Records provided:
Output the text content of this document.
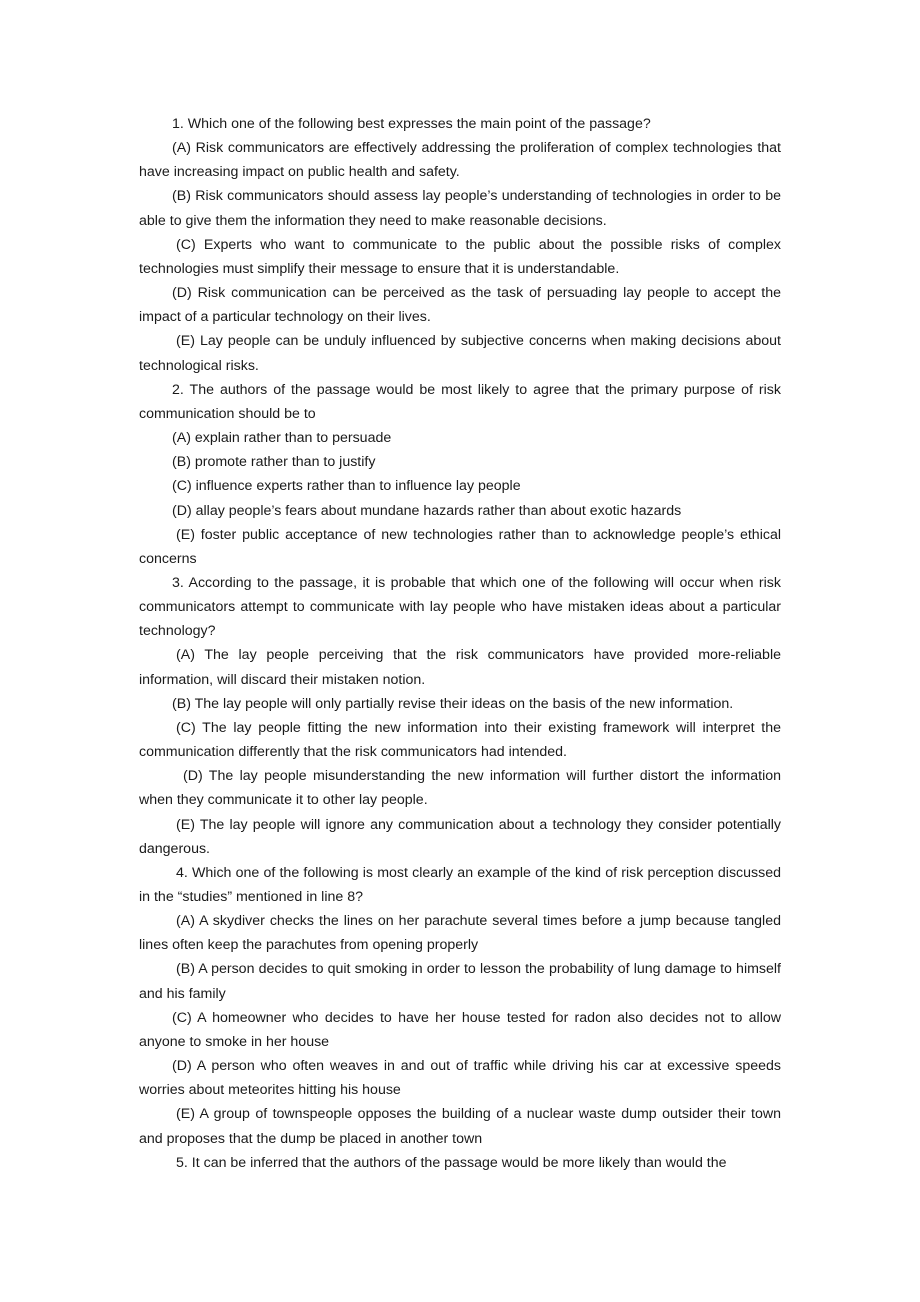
1. Which one of the following best expresses the main point of the passage?

(A) Risk communicators are effectively addressing the proliferation of complex technologies that have increasing impact on public health and safety.

(B) Risk communicators should assess lay people’s understanding of technologies in order to be able to give them the information they need to make reasonable decisions.

(C) Experts who want to communicate to the public about the possible risks of complex technologies must simplify their message to ensure that it is understandable.

(D) Risk communication can be perceived as the task of persuading lay people to accept the impact of a particular technology on their lives.

(E) Lay people can be unduly influenced by subjective concerns when making decisions about technological risks.

2. The authors of the passage would be most likely to agree that the primary purpose of risk communication should be to

(A) explain rather than to persuade

(B) promote rather than to justify

(C) influence experts rather than to influence lay people

(D) allay people’s fears about mundane hazards rather than about exotic hazards

(E) foster public acceptance of new technologies rather than to acknowledge people’s ethical concerns

3. According to the passage, it is probable that which one of the following will occur when risk communicators attempt to communicate with lay people who have mistaken ideas about a particular technology?

(A) The lay people perceiving that the risk communicators have provided more-reliable information, will discard their mistaken notion.

(B) The lay people will only partially revise their ideas on the basis of the new information.

(C) The lay people fitting the new information into their existing framework will interpret the communication differently that the risk communicators had intended.

(D) The lay people misunderstanding the new information will further distort the information when they communicate it to other lay people.

(E) The lay people will ignore any communication about a technology they consider potentially dangerous.

4. Which one of the following is most clearly an example of the kind of risk perception discussed in the “studies” mentioned in line 8?

(A) A skydiver checks the lines on her parachute several times before a jump because tangled lines often keep the parachutes from opening properly

(B) A person decides to quit smoking in order to lesson the probability of lung damage to himself and his family

(C) A homeowner who decides to have her house tested for radon also decides not to allow anyone to smoke in her house

(D) A person who often weaves in and out of traffic while driving his car at excessive speeds worries about meteorites hitting his house

(E) A group of townspeople opposes the building of a nuclear waste dump outsider their town and proposes that the dump be placed in another town

5. It can be inferred that the authors of the passage would be more likely than would the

Stated task: Pictures in the records above are left out; print everything else exactly as written.

Answer to this problem:
Output the text content of this document.
1. Which one of the following best expresses the main point of the passage?

(A) Risk communicators are effectively addressing the proliferation of complex technologies that have increasing impact on public health and safety.

(B) Risk communicators should assess lay people’s understanding of technologies in order to be able to give them the information they need to make reasonable decisions.

(C) Experts who want to communicate to the public about the possible risks of complex technologies must simplify their message to ensure that it is understandable.

(D) Risk communication can be perceived as the task of persuading lay people to accept the impact of a particular technology on their lives.

(E) Lay people can be unduly influenced by subjective concerns when making decisions about technological risks.

2. The authors of the passage would be most likely to agree that the primary purpose of risk communication should be to

(A) explain rather than to persuade

(B) promote rather than to justify

(C) influence experts rather than to influence lay people

(D) allay people’s fears about mundane hazards rather than about exotic hazards

(E) foster public acceptance of new technologies rather than to acknowledge people’s ethical concerns

3. According to the passage, it is probable that which one of the following will occur when risk communicators attempt to communicate with lay people who have mistaken ideas about a particular technology?

(A) The lay people perceiving that the risk communicators have provided more-reliable information, will discard their mistaken notion.

(B) The lay people will only partially revise their ideas on the basis of the new information.

(C) The lay people fitting the new information into their existing framework will interpret the communication differently that the risk communicators had intended.

(D) The lay people misunderstanding the new information will further distort the information when they communicate it to other lay people.

(E) The lay people will ignore any communication about a technology they consider potentially dangerous.

4. Which one of the following is most clearly an example of the kind of risk perception discussed in the “studies” mentioned in line 8?

(A) A skydiver checks the lines on her parachute several times before a jump because tangled lines often keep the parachutes from opening properly

(B) A person decides to quit smoking in order to lesson the probability of lung damage to himself and his family

(C) A homeowner who decides to have her house tested for radon also decides not to allow anyone to smoke in her house

(D) A person who often weaves in and out of traffic while driving his car at excessive speeds worries about meteorites hitting his house

(E) A group of townspeople opposes the building of a nuclear waste dump outsider their town and proposes that the dump be placed in another town

5. It can be inferred that the authors of the passage would be more likely than would the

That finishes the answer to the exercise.